### Text section
- - - -
The example of the Primitives, called "Quakers," has given rise in Pennsylvania to a new society, in a district which it calls Euphrates. This is the sect of Dunkers or Dumpers, a sect much more secluded from the world than Penn's; a sort of religious hospitallers, all clothed uniformly. Married persons are not permitted to reside in the city of Euphrates: they reside in the country, which they cultivate. The public treasury supplies all their wants in times of scarcity. This society administers baptism only to adults. It rejects the doctrine of original sin as impious, and that of the eternity of punishment as barbarous. The purity of their lives permits them not to imagine that God will torment His creatures cruelly or eternally. Gone astray in a corner of the new world, far from the great flock of the Catholic Church, they are, up to the present hour, notwithstanding this unfortunate error, the most just and most inimitable of men.
Quarrel between the Greek and Latin Churches in Asia and Europe.
It has been a matter of lamentation to all good men for nearly fourteen centuries that the Greek and Latin Churches have always been rivals, and that the robe of Jesus Christ, which was without a seam, has been continually rent asunder. This opposition is perfectly natural. Rome and Constantinople hate each other. When masters cherish a mutual aversion, their dependents entertain no mutual regard. The two communions have disputed on the superiority of language, the antiquity of sees, on learning, eloquence, and power.
It is certain that, for a long time, the Greeks possessed all the advantage. They boasted that they had been the masters of the Latins, and that they had taught them everything. The Gospels were written in Greek. There was not a doctrine, a rite, a mystery, a usage, which was not Greek; from the word "baptism" to the word "eucharist" all was Greek. No fathers of the Church were known except among the Greeks till St. Jerome, and even he was not a Roman, but a Dalmatian. St. Augustine, who flourished soon after St. Jerome, was an African. The seven great ecumenical councils were held in Greek cities: the bishops of Rome were never present at them, because they were acquainted only with their own Latin language, which was already exceedingly corrupted.
The hostility between Rome and Constantinople broke out in 452, at the Council of Chalcedon, which had been assembled to decide whether Jesus Christ had possessed two natures and one person, or two persons with one nature. It was there decided that the Church of Constantinople was in every respect equal to that of Rome, as to honors, and the patriarch of the one equal in every respect to the patriarch of the other. The pope, St. Leo, admitted the two natures, but neither he nor his successors admitted the equality. It may be observed that, in this dispute about rank and pre-eminence, both parties were in direct opposition to the injunction of Jesus Christ, recorded in the Gospel: "There shall not be among you first or last." Saints are saints, but pride will insinuate itself everywhere. The same disposition which made a mason's son, who had been raised to a bishopric, foam with rage because he was not addressed by the title of "my lord," has set the whole Christian world in flames.
The Romans were always less addicted to disputation, less subtle, than the Greeks, but they were much more politic. The bishops of the east, while they argued, yet remained subjects: the bishop of Rome, without arguments, contrived eventually to establish his power on the ruins of the western empire. And what Virgil said of the Scipios and Cæsars might be said of the popes:
"Romanos rerum dominos gentemque togatam"—Æneid, i. 286.
- - - -
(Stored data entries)
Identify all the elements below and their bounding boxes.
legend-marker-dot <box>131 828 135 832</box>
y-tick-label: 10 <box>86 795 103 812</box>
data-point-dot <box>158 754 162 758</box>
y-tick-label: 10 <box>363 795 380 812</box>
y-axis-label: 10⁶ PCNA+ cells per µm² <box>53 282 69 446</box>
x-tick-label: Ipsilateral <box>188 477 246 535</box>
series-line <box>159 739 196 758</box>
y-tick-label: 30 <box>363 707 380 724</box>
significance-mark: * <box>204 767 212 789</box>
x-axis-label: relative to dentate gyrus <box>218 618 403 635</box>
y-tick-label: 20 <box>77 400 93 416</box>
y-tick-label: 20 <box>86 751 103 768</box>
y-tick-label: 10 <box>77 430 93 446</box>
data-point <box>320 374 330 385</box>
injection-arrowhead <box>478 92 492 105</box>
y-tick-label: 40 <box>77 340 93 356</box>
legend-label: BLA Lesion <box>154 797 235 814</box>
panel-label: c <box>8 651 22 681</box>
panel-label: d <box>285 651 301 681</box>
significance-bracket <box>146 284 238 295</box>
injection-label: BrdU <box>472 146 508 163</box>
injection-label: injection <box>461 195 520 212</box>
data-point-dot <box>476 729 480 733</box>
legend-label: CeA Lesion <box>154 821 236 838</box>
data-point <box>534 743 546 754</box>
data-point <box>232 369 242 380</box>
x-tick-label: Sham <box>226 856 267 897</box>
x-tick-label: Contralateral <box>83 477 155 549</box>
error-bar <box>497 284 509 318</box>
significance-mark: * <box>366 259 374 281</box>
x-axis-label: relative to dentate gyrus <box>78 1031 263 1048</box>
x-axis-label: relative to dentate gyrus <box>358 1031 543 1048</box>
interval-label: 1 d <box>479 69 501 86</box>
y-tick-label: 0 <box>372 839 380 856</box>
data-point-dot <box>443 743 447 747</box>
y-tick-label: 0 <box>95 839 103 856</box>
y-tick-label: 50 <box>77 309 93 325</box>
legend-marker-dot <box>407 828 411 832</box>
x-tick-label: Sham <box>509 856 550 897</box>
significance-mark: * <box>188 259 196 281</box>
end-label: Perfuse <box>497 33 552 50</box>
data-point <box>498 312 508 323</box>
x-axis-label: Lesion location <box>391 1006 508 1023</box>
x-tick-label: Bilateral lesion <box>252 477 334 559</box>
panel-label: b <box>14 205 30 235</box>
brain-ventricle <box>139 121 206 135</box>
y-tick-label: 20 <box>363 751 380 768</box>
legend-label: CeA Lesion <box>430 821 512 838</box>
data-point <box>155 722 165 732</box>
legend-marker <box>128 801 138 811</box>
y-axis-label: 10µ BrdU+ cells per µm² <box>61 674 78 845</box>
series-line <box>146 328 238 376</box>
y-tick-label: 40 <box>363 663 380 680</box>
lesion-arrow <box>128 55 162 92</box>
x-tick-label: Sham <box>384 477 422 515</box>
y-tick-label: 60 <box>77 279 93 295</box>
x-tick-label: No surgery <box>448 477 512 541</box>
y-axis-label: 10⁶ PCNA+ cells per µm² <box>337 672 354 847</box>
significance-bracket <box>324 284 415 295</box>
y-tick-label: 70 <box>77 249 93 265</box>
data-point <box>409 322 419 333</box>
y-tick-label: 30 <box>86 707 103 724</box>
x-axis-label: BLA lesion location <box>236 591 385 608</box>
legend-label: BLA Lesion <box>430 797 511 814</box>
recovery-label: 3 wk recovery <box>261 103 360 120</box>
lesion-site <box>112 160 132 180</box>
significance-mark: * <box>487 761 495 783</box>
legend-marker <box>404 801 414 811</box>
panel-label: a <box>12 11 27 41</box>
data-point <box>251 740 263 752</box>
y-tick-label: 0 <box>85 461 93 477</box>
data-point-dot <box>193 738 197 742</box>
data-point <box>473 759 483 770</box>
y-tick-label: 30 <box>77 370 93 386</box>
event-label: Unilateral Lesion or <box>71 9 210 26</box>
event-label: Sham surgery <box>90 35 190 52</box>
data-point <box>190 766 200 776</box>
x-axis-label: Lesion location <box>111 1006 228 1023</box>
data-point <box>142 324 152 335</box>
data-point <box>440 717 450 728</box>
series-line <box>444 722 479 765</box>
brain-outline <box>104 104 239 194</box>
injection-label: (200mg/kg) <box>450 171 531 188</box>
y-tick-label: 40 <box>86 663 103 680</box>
- - - -
### Exercise brief
Translate this sentence from the text on the Greek and Latin churches into Spanish: "When masters cherish a mutual aversion, their dependents entertain no mutual regard."

### Answer for the task
Cuando los amos se profesan una aversión mutua, sus dependientes no se tienen ningún aprecio mutuo.